● Aim:
For every line in the data below that contains "Claim", copy the line.

(Records about charts and figures)
┄┄┄┄┄┄┄┄┄┄┄┄┄┄┄┄┄┄┄┄

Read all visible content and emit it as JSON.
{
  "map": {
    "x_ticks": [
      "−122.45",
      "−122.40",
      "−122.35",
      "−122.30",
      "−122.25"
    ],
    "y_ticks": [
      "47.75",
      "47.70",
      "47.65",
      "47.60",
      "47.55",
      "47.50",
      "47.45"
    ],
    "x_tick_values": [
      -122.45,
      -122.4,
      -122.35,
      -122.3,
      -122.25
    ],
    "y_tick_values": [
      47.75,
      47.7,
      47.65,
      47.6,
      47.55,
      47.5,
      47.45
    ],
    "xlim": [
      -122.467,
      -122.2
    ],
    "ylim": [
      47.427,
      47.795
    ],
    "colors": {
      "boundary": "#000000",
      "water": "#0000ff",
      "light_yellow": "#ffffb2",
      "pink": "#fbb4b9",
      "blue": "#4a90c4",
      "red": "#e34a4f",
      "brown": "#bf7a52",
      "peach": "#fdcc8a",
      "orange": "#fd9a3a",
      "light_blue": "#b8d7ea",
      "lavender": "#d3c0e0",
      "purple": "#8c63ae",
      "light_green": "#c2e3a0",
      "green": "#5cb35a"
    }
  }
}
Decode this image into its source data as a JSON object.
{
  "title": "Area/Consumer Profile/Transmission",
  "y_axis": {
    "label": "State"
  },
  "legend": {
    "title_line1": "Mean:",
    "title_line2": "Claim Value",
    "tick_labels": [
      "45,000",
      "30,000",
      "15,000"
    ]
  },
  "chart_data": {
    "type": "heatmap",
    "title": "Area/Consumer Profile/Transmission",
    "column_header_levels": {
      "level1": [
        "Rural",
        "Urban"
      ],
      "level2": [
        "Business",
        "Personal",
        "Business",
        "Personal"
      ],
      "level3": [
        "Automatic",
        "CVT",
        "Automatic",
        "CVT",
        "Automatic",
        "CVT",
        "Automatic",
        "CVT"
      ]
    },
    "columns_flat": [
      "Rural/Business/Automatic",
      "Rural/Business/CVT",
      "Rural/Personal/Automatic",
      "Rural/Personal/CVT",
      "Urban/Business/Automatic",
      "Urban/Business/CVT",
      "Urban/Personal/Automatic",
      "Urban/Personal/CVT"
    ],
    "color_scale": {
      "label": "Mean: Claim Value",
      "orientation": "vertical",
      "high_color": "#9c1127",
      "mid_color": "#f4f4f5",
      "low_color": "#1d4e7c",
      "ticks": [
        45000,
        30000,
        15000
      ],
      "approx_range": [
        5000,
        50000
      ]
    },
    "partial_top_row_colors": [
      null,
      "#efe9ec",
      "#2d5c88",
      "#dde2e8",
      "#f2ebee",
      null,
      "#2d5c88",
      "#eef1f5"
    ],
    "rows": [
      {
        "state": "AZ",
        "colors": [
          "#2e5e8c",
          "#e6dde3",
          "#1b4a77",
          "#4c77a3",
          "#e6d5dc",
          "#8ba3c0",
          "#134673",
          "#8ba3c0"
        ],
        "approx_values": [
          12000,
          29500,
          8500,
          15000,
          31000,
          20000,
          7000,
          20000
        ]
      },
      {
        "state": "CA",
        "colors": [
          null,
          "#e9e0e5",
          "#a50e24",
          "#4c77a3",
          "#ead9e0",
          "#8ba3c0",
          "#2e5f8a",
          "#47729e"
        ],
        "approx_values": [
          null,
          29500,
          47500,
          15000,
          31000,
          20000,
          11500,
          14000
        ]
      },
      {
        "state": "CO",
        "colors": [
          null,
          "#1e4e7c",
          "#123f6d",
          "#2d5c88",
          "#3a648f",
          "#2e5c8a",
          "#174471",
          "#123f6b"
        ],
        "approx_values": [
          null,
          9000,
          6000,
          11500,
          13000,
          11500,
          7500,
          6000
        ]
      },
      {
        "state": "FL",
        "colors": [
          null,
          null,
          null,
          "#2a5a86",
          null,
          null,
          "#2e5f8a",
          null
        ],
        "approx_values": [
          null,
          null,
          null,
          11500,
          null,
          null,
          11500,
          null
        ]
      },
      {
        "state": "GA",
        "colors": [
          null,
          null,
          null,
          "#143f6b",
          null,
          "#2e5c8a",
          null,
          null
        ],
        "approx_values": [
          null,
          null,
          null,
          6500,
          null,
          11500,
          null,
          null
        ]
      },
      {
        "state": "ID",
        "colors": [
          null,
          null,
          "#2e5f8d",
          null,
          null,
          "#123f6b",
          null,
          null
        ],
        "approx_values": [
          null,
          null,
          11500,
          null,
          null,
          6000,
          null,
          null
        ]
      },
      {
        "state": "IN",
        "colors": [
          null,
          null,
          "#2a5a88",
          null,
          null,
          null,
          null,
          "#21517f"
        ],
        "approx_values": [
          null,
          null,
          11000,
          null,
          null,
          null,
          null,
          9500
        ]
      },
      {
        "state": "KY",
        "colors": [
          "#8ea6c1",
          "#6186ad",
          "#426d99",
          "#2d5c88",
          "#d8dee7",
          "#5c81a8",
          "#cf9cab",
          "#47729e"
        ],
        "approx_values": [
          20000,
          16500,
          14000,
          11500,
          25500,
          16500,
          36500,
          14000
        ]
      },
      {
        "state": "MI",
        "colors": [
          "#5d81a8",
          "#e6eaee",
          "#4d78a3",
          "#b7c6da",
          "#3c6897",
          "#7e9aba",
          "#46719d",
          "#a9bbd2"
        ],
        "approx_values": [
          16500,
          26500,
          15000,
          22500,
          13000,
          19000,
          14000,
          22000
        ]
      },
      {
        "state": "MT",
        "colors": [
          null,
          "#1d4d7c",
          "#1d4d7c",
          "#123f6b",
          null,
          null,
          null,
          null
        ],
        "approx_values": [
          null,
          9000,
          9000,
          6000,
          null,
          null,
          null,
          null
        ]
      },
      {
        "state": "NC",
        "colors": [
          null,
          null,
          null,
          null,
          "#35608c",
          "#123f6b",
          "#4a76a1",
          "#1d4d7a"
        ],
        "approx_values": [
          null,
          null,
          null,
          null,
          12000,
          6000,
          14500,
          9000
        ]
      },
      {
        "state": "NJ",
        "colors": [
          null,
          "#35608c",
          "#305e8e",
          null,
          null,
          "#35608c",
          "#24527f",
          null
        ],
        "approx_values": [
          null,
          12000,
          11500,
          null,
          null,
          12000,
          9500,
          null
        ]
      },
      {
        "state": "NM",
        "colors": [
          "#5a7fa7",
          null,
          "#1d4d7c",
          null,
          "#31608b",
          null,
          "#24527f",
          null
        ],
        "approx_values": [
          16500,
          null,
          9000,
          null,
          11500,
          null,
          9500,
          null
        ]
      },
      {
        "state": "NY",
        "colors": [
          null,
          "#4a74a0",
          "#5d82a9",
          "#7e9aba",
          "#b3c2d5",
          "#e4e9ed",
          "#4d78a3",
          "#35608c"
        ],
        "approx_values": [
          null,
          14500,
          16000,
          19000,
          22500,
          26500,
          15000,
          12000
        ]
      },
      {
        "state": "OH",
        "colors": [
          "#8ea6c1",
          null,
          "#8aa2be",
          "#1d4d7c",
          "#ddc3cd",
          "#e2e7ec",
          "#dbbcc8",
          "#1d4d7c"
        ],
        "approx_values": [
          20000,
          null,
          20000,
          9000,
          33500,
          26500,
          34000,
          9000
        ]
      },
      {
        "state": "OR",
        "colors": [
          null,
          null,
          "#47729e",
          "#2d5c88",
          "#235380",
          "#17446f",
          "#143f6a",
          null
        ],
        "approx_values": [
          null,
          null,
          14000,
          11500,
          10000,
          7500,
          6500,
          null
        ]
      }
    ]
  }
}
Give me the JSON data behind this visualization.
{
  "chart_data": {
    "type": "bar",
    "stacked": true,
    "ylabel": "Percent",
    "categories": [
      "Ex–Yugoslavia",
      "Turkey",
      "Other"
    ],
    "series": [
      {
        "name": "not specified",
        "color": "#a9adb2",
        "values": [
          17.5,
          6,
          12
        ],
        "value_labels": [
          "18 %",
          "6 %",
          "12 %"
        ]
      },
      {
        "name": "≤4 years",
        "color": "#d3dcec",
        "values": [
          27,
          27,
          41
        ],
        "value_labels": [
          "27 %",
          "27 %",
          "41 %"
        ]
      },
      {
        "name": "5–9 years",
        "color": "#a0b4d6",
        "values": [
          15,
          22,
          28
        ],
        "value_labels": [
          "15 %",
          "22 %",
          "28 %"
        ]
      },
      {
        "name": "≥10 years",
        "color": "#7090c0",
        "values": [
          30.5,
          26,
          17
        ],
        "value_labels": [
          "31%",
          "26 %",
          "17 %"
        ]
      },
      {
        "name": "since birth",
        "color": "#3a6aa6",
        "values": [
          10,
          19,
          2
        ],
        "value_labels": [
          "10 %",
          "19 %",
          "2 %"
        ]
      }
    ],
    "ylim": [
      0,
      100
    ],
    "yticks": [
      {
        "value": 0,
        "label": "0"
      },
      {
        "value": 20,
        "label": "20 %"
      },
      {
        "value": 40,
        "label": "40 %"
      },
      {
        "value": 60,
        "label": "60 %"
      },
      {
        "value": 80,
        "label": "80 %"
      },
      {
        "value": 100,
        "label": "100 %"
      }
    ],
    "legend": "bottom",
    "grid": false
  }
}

┄┄┄┄┄┄┄┄┄┄┄┄┄┄┄┄┄┄┄┄

● Task result:
    "title_line2": "Claim Value",
      "label": "Mean: Claim Value",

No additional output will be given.